- What needs to be done
Output the material below in its entirety, exactly as given.

=======

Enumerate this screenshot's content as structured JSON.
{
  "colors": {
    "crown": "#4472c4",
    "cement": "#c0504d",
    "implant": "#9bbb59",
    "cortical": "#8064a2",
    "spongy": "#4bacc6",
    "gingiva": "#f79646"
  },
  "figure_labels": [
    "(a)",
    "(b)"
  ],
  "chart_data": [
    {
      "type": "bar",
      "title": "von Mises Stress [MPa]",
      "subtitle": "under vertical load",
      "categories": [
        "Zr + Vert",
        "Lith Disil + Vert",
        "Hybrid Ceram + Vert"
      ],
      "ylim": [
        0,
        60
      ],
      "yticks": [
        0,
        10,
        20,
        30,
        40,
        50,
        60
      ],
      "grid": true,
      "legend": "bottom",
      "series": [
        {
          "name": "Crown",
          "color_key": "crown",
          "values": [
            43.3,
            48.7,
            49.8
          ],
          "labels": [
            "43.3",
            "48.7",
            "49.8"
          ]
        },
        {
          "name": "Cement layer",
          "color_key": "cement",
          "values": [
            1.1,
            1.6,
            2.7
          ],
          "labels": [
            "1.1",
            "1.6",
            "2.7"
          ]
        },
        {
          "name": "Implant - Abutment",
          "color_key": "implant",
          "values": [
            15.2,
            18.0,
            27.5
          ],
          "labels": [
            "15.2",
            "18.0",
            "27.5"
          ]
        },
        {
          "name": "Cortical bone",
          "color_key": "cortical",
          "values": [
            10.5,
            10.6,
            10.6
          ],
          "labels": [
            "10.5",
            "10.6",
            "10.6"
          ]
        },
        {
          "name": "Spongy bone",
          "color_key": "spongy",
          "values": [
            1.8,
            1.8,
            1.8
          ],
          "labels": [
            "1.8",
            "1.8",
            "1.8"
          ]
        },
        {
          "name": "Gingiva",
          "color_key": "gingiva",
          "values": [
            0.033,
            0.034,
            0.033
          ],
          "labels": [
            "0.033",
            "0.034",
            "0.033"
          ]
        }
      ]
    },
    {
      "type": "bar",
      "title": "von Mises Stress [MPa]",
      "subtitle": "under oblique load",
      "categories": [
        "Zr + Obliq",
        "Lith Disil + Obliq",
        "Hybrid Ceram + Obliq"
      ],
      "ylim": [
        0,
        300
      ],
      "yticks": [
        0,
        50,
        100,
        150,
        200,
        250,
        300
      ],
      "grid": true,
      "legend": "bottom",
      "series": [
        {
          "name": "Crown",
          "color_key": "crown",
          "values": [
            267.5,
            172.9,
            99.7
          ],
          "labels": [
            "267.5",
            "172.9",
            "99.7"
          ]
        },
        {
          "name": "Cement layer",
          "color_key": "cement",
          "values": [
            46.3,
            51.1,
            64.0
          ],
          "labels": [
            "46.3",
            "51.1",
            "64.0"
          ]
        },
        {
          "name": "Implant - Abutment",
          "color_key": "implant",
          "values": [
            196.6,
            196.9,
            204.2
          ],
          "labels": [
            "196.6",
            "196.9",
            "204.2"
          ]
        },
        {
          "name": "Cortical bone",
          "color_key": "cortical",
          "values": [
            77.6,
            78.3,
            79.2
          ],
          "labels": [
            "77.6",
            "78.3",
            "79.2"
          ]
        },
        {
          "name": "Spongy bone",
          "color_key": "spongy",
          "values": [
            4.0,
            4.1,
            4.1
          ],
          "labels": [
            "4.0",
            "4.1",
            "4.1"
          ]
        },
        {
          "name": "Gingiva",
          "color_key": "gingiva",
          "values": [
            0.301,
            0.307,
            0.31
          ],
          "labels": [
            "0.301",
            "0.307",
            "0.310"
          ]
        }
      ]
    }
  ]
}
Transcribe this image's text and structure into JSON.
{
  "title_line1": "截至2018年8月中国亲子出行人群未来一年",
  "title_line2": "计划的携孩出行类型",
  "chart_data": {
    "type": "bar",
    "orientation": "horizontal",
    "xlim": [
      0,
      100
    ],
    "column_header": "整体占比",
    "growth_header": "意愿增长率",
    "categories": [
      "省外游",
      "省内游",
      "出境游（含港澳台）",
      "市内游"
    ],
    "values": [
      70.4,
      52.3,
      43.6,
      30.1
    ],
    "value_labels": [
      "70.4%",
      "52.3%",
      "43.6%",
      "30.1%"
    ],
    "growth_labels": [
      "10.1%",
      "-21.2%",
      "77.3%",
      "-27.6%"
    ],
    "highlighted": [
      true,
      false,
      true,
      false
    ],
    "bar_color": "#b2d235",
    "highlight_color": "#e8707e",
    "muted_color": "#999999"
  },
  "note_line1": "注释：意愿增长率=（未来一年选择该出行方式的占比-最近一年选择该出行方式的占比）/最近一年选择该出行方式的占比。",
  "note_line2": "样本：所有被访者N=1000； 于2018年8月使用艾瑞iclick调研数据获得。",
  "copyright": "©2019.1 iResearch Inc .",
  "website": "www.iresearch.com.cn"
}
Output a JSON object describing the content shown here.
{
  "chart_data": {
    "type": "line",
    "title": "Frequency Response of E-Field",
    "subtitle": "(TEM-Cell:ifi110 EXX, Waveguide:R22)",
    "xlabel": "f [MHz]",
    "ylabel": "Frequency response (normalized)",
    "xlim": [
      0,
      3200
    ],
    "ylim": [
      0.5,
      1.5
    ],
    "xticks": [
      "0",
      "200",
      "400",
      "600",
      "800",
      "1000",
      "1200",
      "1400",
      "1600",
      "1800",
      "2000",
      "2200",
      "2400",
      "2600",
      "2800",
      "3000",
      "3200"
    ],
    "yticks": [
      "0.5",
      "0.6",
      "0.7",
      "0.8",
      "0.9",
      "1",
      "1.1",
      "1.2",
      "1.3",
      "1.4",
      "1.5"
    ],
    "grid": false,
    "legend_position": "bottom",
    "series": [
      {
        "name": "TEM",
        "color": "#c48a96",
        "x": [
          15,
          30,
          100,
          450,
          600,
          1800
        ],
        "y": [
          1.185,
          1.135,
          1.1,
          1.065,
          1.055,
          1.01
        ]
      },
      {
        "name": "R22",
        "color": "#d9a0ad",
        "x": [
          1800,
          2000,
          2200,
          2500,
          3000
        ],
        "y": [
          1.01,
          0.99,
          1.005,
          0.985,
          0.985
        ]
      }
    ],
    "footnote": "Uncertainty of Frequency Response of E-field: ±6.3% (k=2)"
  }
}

=======

- Task solution
Enumerate this screenshot's content as structured JSON.
{
  "colors": {
    "crown": "#4472c4",
    "cement": "#c0504d",
    "implant": "#9bbb59",
    "cortical": "#8064a2",
    "spongy": "#4bacc6",
    "gingiva": "#f79646"
  },
  "figure_labels": [
    "(a)",
    "(b)"
  ],
  "chart_data": [
    {
      "type": "bar",
      "title": "von Mises Stress [MPa]",
      "subtitle": "under vertical load",
      "categories": [
        "Zr + Vert",
        "Lith Disil + Vert",
        "Hybrid Ceram + Vert"
      ],
      "ylim": [
        0,
        60
      ],
      "yticks": [
        0,
        10,
        20,
        30,
        40,
        50,
        60
      ],
      "grid": true,
      "legend": "bottom",
      "series": [
        {
          "name": "Crown",
          "color_key": "crown",
          "values": [
            43.3,
            48.7,
            49.8
          ],
          "labels": [
            "43.3",
            "48.7",
            "49.8"
          ]
        },
        {
          "name": "Cement layer",
          "color_key": "cement",
          "values": [
            1.1,
            1.6,
            2.7
          ],
          "labels": [
            "1.1",
            "1.6",
            "2.7"
          ]
        },
        {
          "name": "Implant - Abutment",
          "color_key": "implant",
          "values": [
            15.2,
            18.0,
            27.5
          ],
          "labels": [
            "15.2",
            "18.0",
            "27.5"
          ]
        },
        {
          "name": "Cortical bone",
          "color_key": "cortical",
          "values": [
            10.5,
            10.6,
            10.6
          ],
          "labels": [
            "10.5",
            "10.6",
            "10.6"
          ]
        },
        {
          "name": "Spongy bone",
          "color_key": "spongy",
          "values": [
            1.8,
            1.8,
            1.8
          ],
          "labels": [
            "1.8",
            "1.8",
            "1.8"
          ]
        },
        {
          "name": "Gingiva",
          "color_key": "gingiva",
          "values": [
            0.033,
            0.034,
            0.033
          ],
          "labels": [
            "0.033",
            "0.034",
            "0.033"
          ]
        }
      ]
    },
    {
      "type": "bar",
      "title": "von Mises Stress [MPa]",
      "subtitle": "under oblique load",
      "categories": [
        "Zr + Obliq",
        "Lith Disil + Obliq",
        "Hybrid Ceram + Obliq"
      ],
      "ylim": [
        0,
        300
      ],
      "yticks": [
        0,
        50,
        100,
        150,
        200,
        250,
        300
      ],
      "grid": true,
      "legend": "bottom",
      "series": [
        {
          "name": "Crown",
          "color_key": "crown",
          "values": [
            267.5,
            172.9,
            99.7
          ],
          "labels": [
            "267.5",
            "172.9",
            "99.7"
          ]
        },
        {
          "name": "Cement layer",
          "color_key": "cement",
          "values": [
            46.3,
            51.1,
            64.0
          ],
          "labels": [
            "46.3",
            "51.1",
            "64.0"
          ]
        },
        {
          "name": "Implant - Abutment",
          "color_key": "implant",
          "values": [
            196.6,
            196.9,
            204.2
          ],
          "labels": [
            "196.6",
            "196.9",
            "204.2"
          ]
        },
        {
          "name": "Cortical bone",
          "color_key": "cortical",
          "values": [
            77.6,
            78.3,
            79.2
          ],
          "labels": [
            "77.6",
            "78.3",
            "79.2"
          ]
        },
        {
          "name": "Spongy bone",
          "color_key": "spongy",
          "values": [
            4.0,
            4.1,
            4.1
          ],
          "labels": [
            "4.0",
            "4.1",
            "4.1"
          ]
        },
        {
          "name": "Gingiva",
          "color_key": "gingiva",
          "values": [
            0.301,
            0.307,
            0.31
          ],
          "labels": [
            "0.301",
            "0.307",
            "0.310"
          ]
        }
      ]
    }
  ]
}
Transcribe this image's text and structure into JSON.
{
  "title_line1": "截至2018年8月中国亲子出行人群未来一年",
  "title_line2": "计划的携孩出行类型",
  "chart_data": {
    "type": "bar",
    "orientation": "horizontal",
    "xlim": [
      0,
      100
    ],
    "column_header": "整体占比",
    "growth_header": "意愿增长率",
    "categories": [
      "省外游",
      "省内游",
      "出境游（含港澳台）",
      "市内游"
    ],
    "values": [
      70.4,
      52.3,
      43.6,
      30.1
    ],
    "value_labels": [
      "70.4%",
      "52.3%",
      "43.6%",
      "30.1%"
    ],
    "growth_labels": [
      "10.1%",
      "-21.2%",
      "77.3%",
      "-27.6%"
    ],
    "highlighted": [
      true,
      false,
      true,
      false
    ],
    "bar_color": "#b2d235",
    "highlight_color": "#e8707e",
    "muted_color": "#999999"
  },
  "note_line1": "注释：意愿增长率=（未来一年选择该出行方式的占比-最近一年选择该出行方式的占比）/最近一年选择该出行方式的占比。",
  "note_line2": "样本：所有被访者N=1000； 于2018年8月使用艾瑞iclick调研数据获得。",
  "copyright": "©2019.1 iResearch Inc .",
  "website": "www.iresearch.com.cn"
}
Output a JSON object describing the content shown here.
{
  "chart_data": {
    "type": "line",
    "title": "Frequency Response of E-Field",
    "subtitle": "(TEM-Cell:ifi110 EXX, Waveguide:R22)",
    "xlabel": "f [MHz]",
    "ylabel": "Frequency response (normalized)",
    "xlim": [
      0,
      3200
    ],
    "ylim": [
      0.5,
      1.5
    ],
    "xticks": [
      "0",
      "200",
      "400",
      "600",
      "800",
      "1000",
      "1200",
      "1400",
      "1600",
      "1800",
      "2000",
      "2200",
      "2400",
      "2600",
      "2800",
      "3000",
      "3200"
    ],
    "yticks": [
      "0.5",
      "0.6",
      "0.7",
      "0.8",
      "0.9",
      "1",
      "1.1",
      "1.2",
      "1.3",
      "1.4",
      "1.5"
    ],
    "grid": false,
    "legend_position": "bottom",
    "series": [
      {
        "name": "TEM",
        "color": "#c48a96",
        "x": [
          15,
          30,
          100,
          450,
          600,
          1800
        ],
        "y": [
          1.185,
          1.135,
          1.1,
          1.065,
          1.055,
          1.01
        ]
      },
      {
        "name": "R22",
        "color": "#d9a0ad",
        "x": [
          1800,
          2000,
          2200,
          2500,
          3000
        ],
        "y": [
          1.01,
          0.99,
          1.005,
          0.985,
          0.985
        ]
      }
    ],
    "footnote": "Uncertainty of Frequency Response of E-field: ±6.3% (k=2)"
  }
}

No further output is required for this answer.